--- start ---
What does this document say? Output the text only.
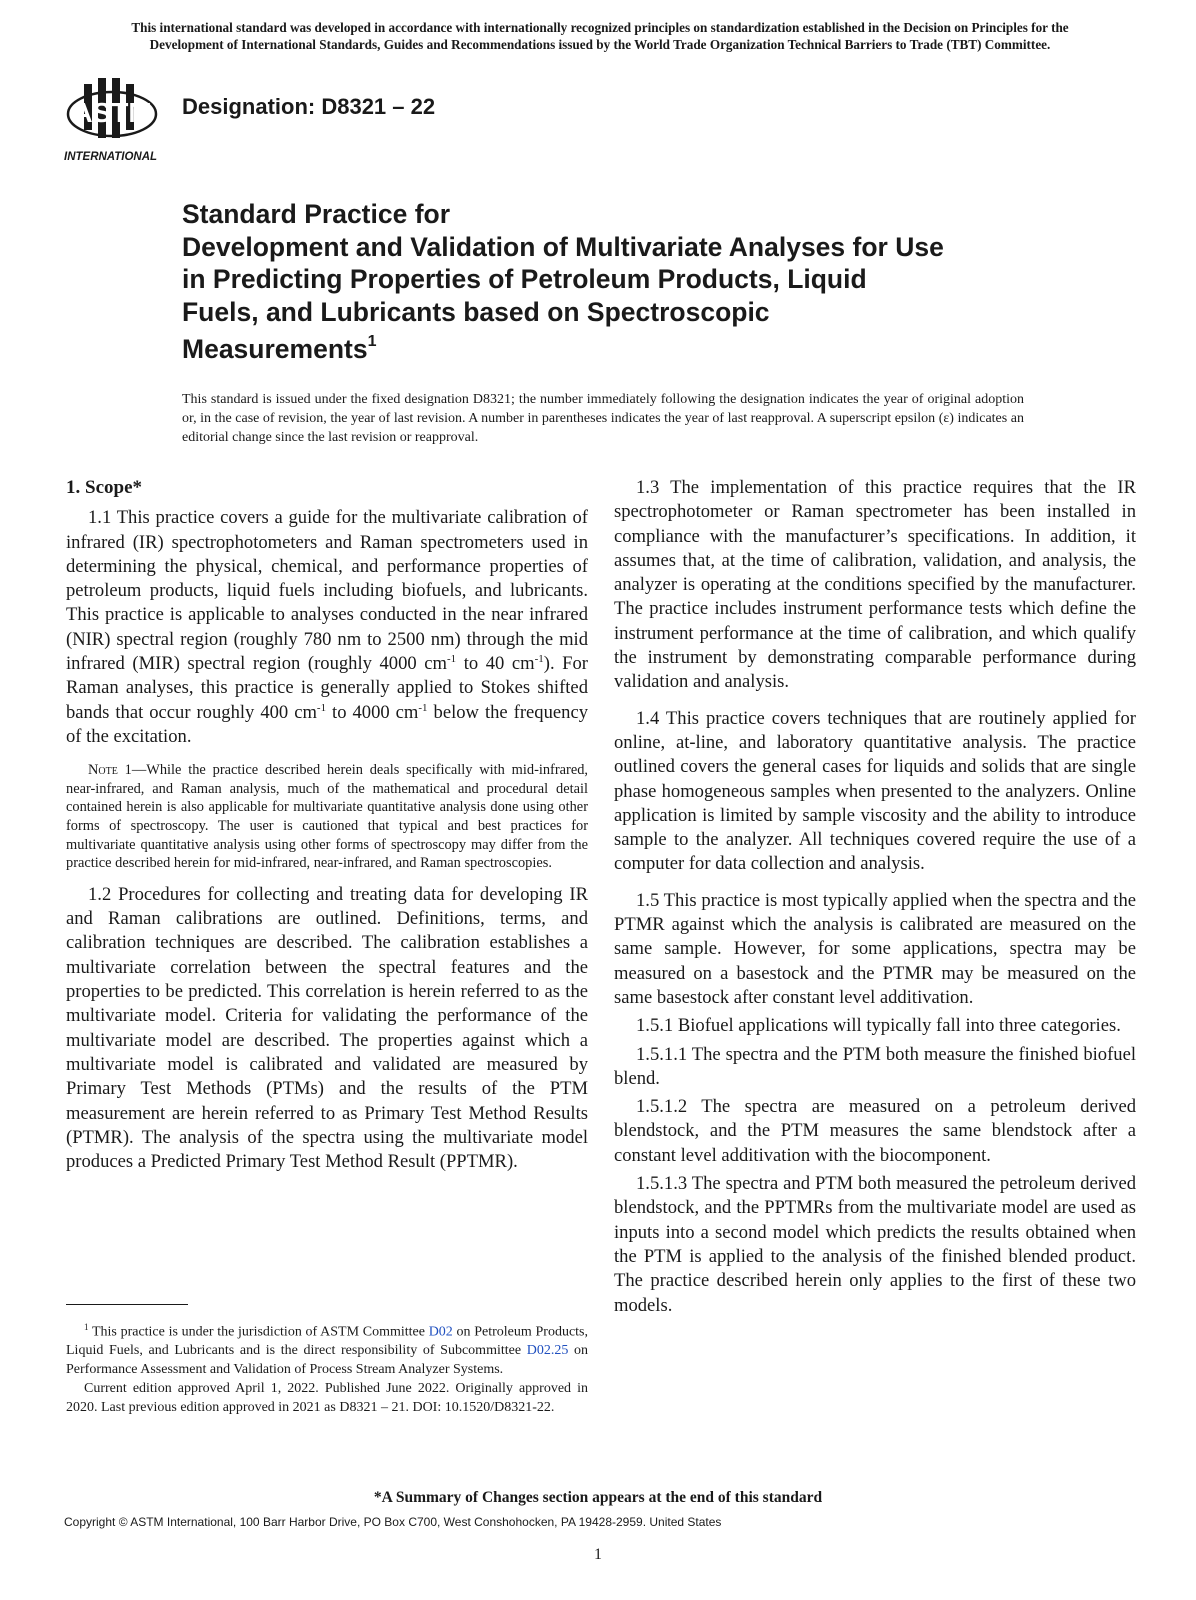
This international standard was developed in accordance with internationally recognized principles on standardization established in the Decision on Principles for the
Development of International Standards, Guides and Recommendations issued by the World Trade Organization Technical Barriers to Trade (TBT) Committee.
ASTM
INTERNATIONAL
Designation: D8321 – 22
Standard Practice for
Development and Validation of Multivariate Analyses for Use
in Predicting Properties of Petroleum Products, Liquid
Fuels, and Lubricants based on Spectroscopic
Measurements$^1$
This standard is issued under the fixed designation D8321; the number immediately following the designation indicates the year of original adoption or, in the case of revision, the year of last revision. A number in parentheses indicates the year of last reapproval. A superscript epsilon (ε) indicates an editorial change since the last revision or reapproval.
1. Scope*

1.1 This practice covers a guide for the multivariate calibration of infrared (IR) spectrophotometers and Raman spectrometers used in determining the physical, chemical, and performance properties of petroleum products, liquid fuels including biofuels, and lubricants. This practice is applicable to analyses conducted in the near infrared (NIR) spectral region (roughly 780 nm to 2500 nm) through the mid infrared (MIR) spectral region (roughly 4000 $cm^{-1}$ to 40 $cm^{-1}$). For Raman analyses, this practice is generally applied to Stokes shifted bands that occur roughly 400 $cm^{-1}$ to 4000 $cm^{-1}$ below the frequency of the excitation.

Note 1—While the practice described herein deals specifically with mid-infrared, near-infrared, and Raman analysis, much of the mathematical and procedural detail contained herein is also applicable for multivariate quantitative analysis done using other forms of spectroscopy. The user is cautioned that typical and best practices for multivariate quantitative analysis using other forms of spectroscopy may differ from the practice described herein for mid-infrared, near-infrared, and Raman spectroscopies.

1.2 Procedures for collecting and treating data for developing IR and Raman calibrations are outlined. Definitions, terms, and calibration techniques are described. The calibration establishes a multivariate correlation between the spectral features and the properties to be predicted. This correlation is herein referred to as the multivariate model. Criteria for validating the performance of the multivariate model are described. The properties against which a multivariate model is calibrated and validated are measured by Primary Test Methods (PTMs) and the results of the PTM measurement are herein referred to as Primary Test Method Results (PTMR). The analysis of the spectra using the multivariate model produces a Predicted Primary Test Method Result (PPTMR).

$^1$ This practice is under the jurisdiction of ASTM Committee D02 on Petroleum Products, Liquid Fuels, and Lubricants and is the direct responsibility of Subcommittee D02.25 on Performance Assessment and Validation of Process Stream Analyzer Systems.

Current edition approved April 1, 2022. Published June 2022. Originally approved in 2020. Last previous edition approved in 2021 as D8321 – 21. DOI: 10.1520/D8321-22.

1.3 The implementation of this practice requires that the IR spectrophotometer or Raman spectrometer has been installed in compliance with the manufacturer’s specifications. In addition, it assumes that, at the time of calibration, validation, and analysis, the analyzer is operating at the conditions specified by the manufacturer. The practice includes instrument performance tests which define the instrument performance at the time of calibration, and which qualify the instrument by demonstrating comparable performance during validation and analysis.

1.4 This practice covers techniques that are routinely applied for online, at-line, and laboratory quantitative analysis. The practice outlined covers the general cases for liquids and solids that are single phase homogeneous samples when presented to the analyzers. Online application is limited by sample viscosity and the ability to introduce sample to the analyzer. All techniques covered require the use of a computer for data collection and analysis.

1.5 This practice is most typically applied when the spectra and the PTMR against which the analysis is calibrated are measured on the same sample. However, for some applications, spectra may be measured on a basestock and the PTMR may be measured on the same basestock after constant level additivation.

1.5.1 Biofuel applications will typically fall into three categories.

1.5.1.1 The spectra and the PTM both measure the finished biofuel blend.

1.5.1.2 The spectra are measured on a petroleum derived blendstock, and the PTM measures the same blendstock after a constant level additivation with the biocomponent.

1.5.1.3 The spectra and PTM both measured the petroleum derived blendstock, and the PPTMRs from the multivariate model are used as inputs into a second model which predicts the results obtained when the PTM is applied to the analysis of the finished blended product. The practice described herein only applies to the first of these two models.

*A Summary of Changes section appears at the end of this standard
Copyright © ASTM International, 100 Barr Harbor Drive, PO Box C700, West Conshohocken, PA 19428-2959. United States
1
--- end ---
> _EXERCISE DETAILS_: Copy every line above that includes the string "applications".

> _CORRECT RESPONSE_:
1.5 This practice is most typically applied when the spectra and the PTMR against which the analysis is calibrated are measured on the same sample. However, for some applications, spectra may be measured on a basestock and the PTMR may be measured on the same basestock after constant level additivation.
1.5.1 Biofuel applications will typically fall into three categories.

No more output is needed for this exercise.